Obodo rapito in Africa Dalla Nigeria a Vasto una notte di terrore

17 Novembre 2020

Christian sequestrato e chiuso per 4 ore nel bagagliaio Il fratello Kenneth gioca in Abruzzo: «Ho pregato Dio»

VASTO. Rapito in Nigeria da uomini armati e chiuso per quattro ore nel bagagliaio dell’auto, poi rilasciato dopo che la famiglia ha pagato il riscatto. La notizia del sequestro di Christian Obodo, ex centrocampista in A di Perugia, Udinese, Fiorentina, Lecce e Torino, è rimbalzata anche in Italia e, soprattutto, in Abruzzo dove vive il fratello Kenneth, giocatore della Vastese (serie D). Domenica, intorno alle 20,30, Christian è stato sequestrato mentre si trovava con la sua fidanzata a Warri, città nigeriana sul delta del Niger. L’ex centrocampista, ora 36enne, tornato in Nigeria per lavoro (ora fa il procuratore), si era fermato a comprare della frutta, ma una volta sceso dall’auto degli uomini armati di fucile l’hanno trascinato in un’altra macchina. «Sono stato chiuso per 4 ore nel bagagliaio di una macchina, al caldo», racconta Christian Obodo, «i rapitori mi hanno detto anche di aver perso dei soldi scommettendo sulle partite della nazionale nigeriana. Non mi hanno fatto male, né minacciato».

**Compiti dell'esercizio:**
• a. Indica se ciascuna affermazione concorda con l'articolo sul rapimento di Christian Obodo, rispondendo sì o no e citando le parole decisive del testo: (i) Christian Obodo è stato sequestrato a Warri; (ii) Kenneth Obodo gioca nella Vastese in serie C; (iii) i rapitori hanno fatto del male a Christian Obodo.
• b. Prosegui l'articolo sul rapimento di Christian Obodo a partire dall'ultima frase riportata.

Voci di dati salvate
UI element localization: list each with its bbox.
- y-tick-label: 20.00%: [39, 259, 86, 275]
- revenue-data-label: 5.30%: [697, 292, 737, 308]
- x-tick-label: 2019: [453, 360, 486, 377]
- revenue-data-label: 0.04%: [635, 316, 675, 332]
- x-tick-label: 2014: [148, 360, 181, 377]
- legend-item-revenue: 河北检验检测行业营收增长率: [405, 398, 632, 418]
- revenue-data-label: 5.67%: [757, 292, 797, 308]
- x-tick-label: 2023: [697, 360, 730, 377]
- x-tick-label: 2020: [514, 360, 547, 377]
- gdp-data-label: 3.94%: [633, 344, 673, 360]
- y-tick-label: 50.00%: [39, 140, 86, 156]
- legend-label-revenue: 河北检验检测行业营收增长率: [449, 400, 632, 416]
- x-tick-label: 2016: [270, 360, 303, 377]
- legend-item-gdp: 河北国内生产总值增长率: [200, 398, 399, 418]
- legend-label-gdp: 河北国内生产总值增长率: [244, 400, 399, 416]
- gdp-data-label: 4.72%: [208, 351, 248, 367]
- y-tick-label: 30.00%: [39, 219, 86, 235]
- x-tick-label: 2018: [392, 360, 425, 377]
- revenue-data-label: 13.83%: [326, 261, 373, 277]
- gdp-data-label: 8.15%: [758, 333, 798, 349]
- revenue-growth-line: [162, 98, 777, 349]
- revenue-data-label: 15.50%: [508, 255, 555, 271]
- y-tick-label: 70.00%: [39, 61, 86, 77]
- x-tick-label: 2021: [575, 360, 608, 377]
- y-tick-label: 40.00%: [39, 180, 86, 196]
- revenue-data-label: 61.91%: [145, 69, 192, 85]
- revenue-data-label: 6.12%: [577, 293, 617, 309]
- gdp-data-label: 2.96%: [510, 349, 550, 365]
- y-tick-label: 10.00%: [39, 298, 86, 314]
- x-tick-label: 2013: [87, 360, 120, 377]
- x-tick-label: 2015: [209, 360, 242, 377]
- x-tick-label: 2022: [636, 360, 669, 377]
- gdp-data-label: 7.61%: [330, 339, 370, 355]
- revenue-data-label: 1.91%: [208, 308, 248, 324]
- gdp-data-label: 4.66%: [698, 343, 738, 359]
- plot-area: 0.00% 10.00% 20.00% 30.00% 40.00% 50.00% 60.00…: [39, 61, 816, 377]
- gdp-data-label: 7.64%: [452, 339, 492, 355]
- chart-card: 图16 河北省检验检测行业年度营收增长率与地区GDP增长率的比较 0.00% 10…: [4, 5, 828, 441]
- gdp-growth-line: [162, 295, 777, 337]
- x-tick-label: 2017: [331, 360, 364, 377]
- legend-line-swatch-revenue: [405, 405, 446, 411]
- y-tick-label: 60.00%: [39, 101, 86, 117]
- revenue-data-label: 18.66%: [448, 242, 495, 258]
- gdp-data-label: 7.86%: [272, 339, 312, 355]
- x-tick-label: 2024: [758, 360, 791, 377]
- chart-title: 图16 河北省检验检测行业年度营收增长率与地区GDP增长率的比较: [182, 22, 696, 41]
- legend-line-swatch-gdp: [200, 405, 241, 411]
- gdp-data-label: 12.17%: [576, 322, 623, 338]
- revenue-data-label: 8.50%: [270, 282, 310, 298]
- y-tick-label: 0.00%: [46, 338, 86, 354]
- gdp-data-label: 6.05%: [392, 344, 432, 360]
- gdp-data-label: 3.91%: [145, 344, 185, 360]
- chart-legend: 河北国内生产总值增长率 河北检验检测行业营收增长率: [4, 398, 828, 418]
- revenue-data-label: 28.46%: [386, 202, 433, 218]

**Risposte ai compiti:**
• a.
(i) Sì: «Christian è stato sequestrato mentre si trovava con la sua fidanzata a Warri».
(ii) No: «giocatore della Vastese (serie D)».
(iii) No: «Non mi hanno fatto male, né minacciato».

• b.
Dalla Nigeria a Vasto, dove il fratello Kenneth ha seguito le ore drammatiche del sequestro incollato al telefono. «I miei amici mi hanno avvertito di quello che stava succedendo», racconta il centrocampista della Vastese. «Dopo mezz’ora dal sequestro, i rapitori hanno chiamato la mia famiglia chiedendo il riscatto. I miei genitori mi hanno subito chiamato per capire cosa fare. Ho detto di pagare, altrimenti l’avrebbero ammazzato. È più importante la vita dei soldi. Dopo che hanno ottenuto quello che volevano, i rapitori l’hanno liberato alle due di notte. Ringrazio Dio che tutto sia finito bene». Ho sentito Christian», dice Kenneth, «sta bene anche se è molto spaventato. Anche lui ha paura di stare in Nigeria, ma è tornato lì per lavoro. Mio fratello ora fa il procuratore e in Africa ha molte conoscenze». Christian era già stato sequestrato nel 2012, sempre a Warri. Otto anni fa, fu rapito mentre stava andando in chiesa. I sequestratori chiesero un riscatto di 150mila euro e Christian fu salvato da un raid della polizia. «Quel giorno mi ha salvato la vita mio figlio», ricorda Kenneth. «Dovevo uscire con Christian, ma sono rimasto a casa perché mio figlio stava dormendo. Cinque minuti dopo che mio fratello è uscito di casa per andare in chiesa, è stato rapito. In Nigeria i sequestri sono frequenti. Colpiscono sempre le famiglie famose, come capitato anche a Obi Mikel al quale rapirono il padre. Oppure, ricordate l’agguato a Obafemi Martins? Gli spararono addosso, per fortuna senza colpirlo. Per questo non torno in Nigeria da quasi otto anni perché ho paura».